Source material:
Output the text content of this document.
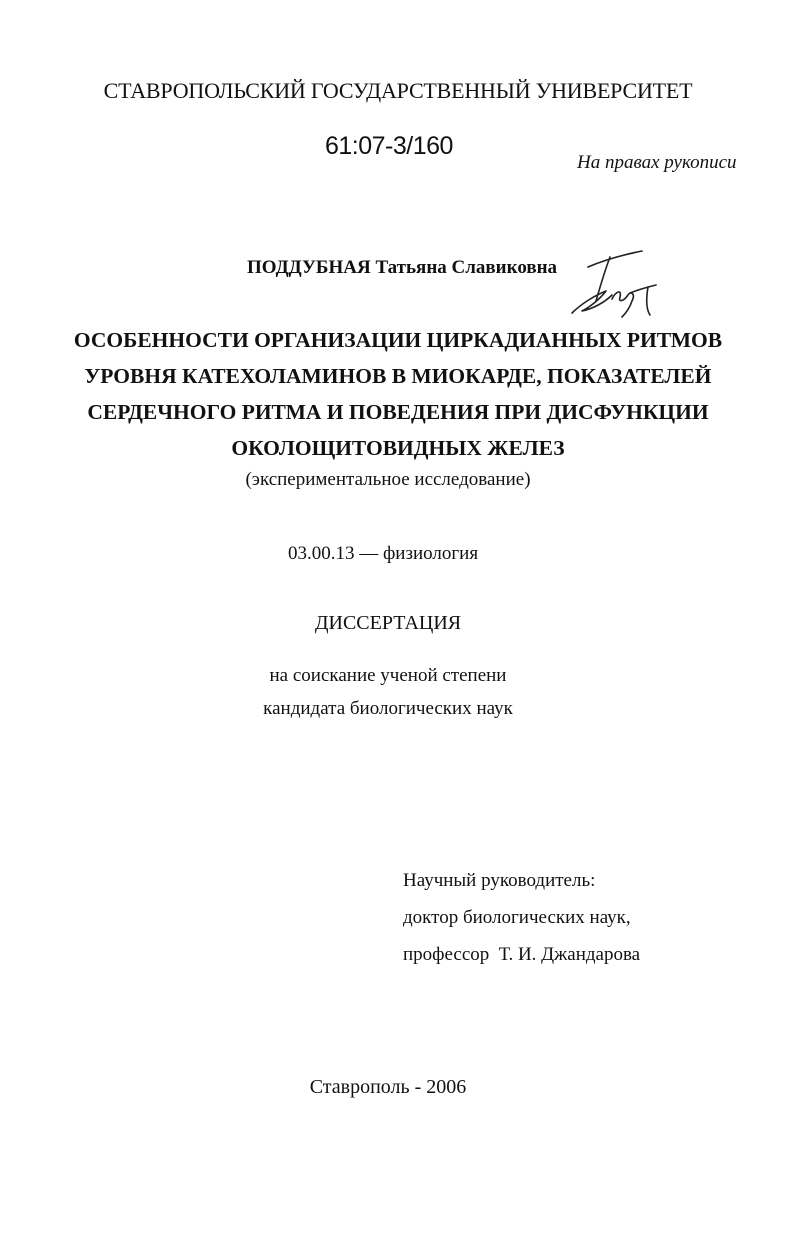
СТАВРОПОЛЬСКИЙ ГОСУДАРСТВЕННЫЙ УНИВЕРСИТЕТ
61:07-3/160
На правах рукописи
ПОДДУБНАЯ Татьяна Славиковна
ОСОБЕННОСТИ ОРГАНИЗАЦИИ ЦИРКАДИАННЫХ РИТМОВ
УРОВНЯ КАТЕХОЛАМИНОВ В МИОКАРДЕ, ПОКАЗАТЕЛЕЙ
СЕРДЕЧНОГО РИТМА И ПОВЕДЕНИЯ ПРИ ДИСФУНКЦИИ
ОКОЛОЩИТОВИДНЫХ ЖЕЛЕЗ
(экспериментальное исследование)
03.00.13 — физиология
ДИССЕРТАЦИЯ
на соискание ученой степени
кандидата биологических наук
Научный руководитель:
доктор биологических наук,
профессор  Т. И. Джандарова
Ставрополь - 2006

Exercise brief: Omit every picture, and otherwise quote the entries exactly.

Task answer:
Output the text content of this document.
СТАВРОПОЛЬСКИЙ ГОСУДАРСТВЕННЫЙ УНИВЕРСИТЕТ
61:07-3/160
На правах рукописи
ПОДДУБНАЯ Татьяна Славиковна
ОСОБЕННОСТИ ОРГАНИЗАЦИИ ЦИРКАДИАННЫХ РИТМОВ
УРОВНЯ КАТЕХОЛАМИНОВ В МИОКАРДЕ, ПОКАЗАТЕЛЕЙ
СЕРДЕЧНОГО РИТМА И ПОВЕДЕНИЯ ПРИ ДИСФУНКЦИИ
ОКОЛОЩИТОВИДНЫХ ЖЕЛЕЗ
(экспериментальное исследование)
03.00.13 — физиология
ДИССЕРТАЦИЯ
на соискание ученой степени
кандидата биологических наук
Научный руководитель:
доктор биологических наук,
профессор  Т. И. Джандарова
Ставрополь - 2006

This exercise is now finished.